# [DATA SECTION]
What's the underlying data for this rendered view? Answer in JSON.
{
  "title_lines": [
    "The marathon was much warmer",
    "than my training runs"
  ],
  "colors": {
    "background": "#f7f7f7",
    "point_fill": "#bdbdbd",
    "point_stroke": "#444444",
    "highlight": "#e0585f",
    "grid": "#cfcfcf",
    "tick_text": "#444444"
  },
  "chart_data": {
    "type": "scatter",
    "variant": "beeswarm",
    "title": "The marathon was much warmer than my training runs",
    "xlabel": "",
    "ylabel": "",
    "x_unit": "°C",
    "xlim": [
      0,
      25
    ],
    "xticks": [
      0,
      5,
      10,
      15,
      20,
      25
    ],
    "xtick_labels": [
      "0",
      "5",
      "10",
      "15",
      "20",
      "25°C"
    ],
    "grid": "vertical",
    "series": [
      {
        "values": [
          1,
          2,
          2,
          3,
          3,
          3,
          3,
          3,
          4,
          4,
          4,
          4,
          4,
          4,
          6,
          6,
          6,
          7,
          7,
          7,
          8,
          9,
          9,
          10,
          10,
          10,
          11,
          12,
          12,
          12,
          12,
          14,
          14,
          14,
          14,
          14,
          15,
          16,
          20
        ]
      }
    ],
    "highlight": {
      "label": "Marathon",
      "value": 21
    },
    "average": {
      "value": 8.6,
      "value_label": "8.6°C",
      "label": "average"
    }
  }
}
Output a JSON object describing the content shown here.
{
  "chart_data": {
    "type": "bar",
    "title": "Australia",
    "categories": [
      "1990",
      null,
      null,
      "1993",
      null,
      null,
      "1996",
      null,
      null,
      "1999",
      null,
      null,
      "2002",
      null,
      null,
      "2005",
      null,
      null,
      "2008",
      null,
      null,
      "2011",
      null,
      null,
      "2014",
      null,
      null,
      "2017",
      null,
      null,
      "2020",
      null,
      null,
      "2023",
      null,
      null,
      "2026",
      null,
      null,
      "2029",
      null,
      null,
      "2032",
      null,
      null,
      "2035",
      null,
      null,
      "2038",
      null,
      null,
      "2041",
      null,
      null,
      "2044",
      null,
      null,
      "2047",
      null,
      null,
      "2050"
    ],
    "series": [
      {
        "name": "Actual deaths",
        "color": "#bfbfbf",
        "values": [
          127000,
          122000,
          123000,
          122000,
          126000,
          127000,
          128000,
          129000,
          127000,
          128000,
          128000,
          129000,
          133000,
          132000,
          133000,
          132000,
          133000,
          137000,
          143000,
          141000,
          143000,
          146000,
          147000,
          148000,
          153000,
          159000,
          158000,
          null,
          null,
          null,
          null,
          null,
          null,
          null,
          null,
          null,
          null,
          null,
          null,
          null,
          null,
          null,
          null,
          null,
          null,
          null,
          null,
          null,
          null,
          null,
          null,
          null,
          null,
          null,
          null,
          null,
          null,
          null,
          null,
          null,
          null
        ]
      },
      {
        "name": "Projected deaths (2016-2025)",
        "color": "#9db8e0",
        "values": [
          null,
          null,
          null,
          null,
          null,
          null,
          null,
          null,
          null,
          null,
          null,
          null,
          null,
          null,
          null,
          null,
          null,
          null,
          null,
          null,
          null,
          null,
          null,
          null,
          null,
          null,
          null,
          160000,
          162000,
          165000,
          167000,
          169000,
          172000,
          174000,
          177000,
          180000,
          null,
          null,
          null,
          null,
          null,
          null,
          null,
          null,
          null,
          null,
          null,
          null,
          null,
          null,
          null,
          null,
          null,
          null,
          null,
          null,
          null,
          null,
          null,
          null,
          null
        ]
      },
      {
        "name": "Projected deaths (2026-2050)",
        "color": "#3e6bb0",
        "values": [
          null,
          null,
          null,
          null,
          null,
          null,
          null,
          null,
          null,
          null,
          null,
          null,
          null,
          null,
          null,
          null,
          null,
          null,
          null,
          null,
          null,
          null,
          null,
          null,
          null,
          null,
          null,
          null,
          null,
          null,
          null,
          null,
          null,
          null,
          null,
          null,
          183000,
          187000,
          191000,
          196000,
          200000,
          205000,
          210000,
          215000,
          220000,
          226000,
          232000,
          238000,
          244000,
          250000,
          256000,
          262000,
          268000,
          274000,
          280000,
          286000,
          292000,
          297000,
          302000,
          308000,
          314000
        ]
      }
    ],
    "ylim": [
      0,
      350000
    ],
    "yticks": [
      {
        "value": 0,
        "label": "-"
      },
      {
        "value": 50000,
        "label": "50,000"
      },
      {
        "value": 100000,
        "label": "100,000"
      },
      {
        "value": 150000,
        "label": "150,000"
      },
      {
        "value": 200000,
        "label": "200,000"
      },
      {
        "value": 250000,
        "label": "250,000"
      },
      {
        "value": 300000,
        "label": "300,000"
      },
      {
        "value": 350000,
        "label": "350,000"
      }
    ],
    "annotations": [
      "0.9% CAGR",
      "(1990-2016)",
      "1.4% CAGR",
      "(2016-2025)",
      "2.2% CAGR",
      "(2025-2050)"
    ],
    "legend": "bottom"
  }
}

# [TASK]
Work out how many lines of the data hold the string "than". Reply with that number alone.

# [RESULT OF THE TASK]
2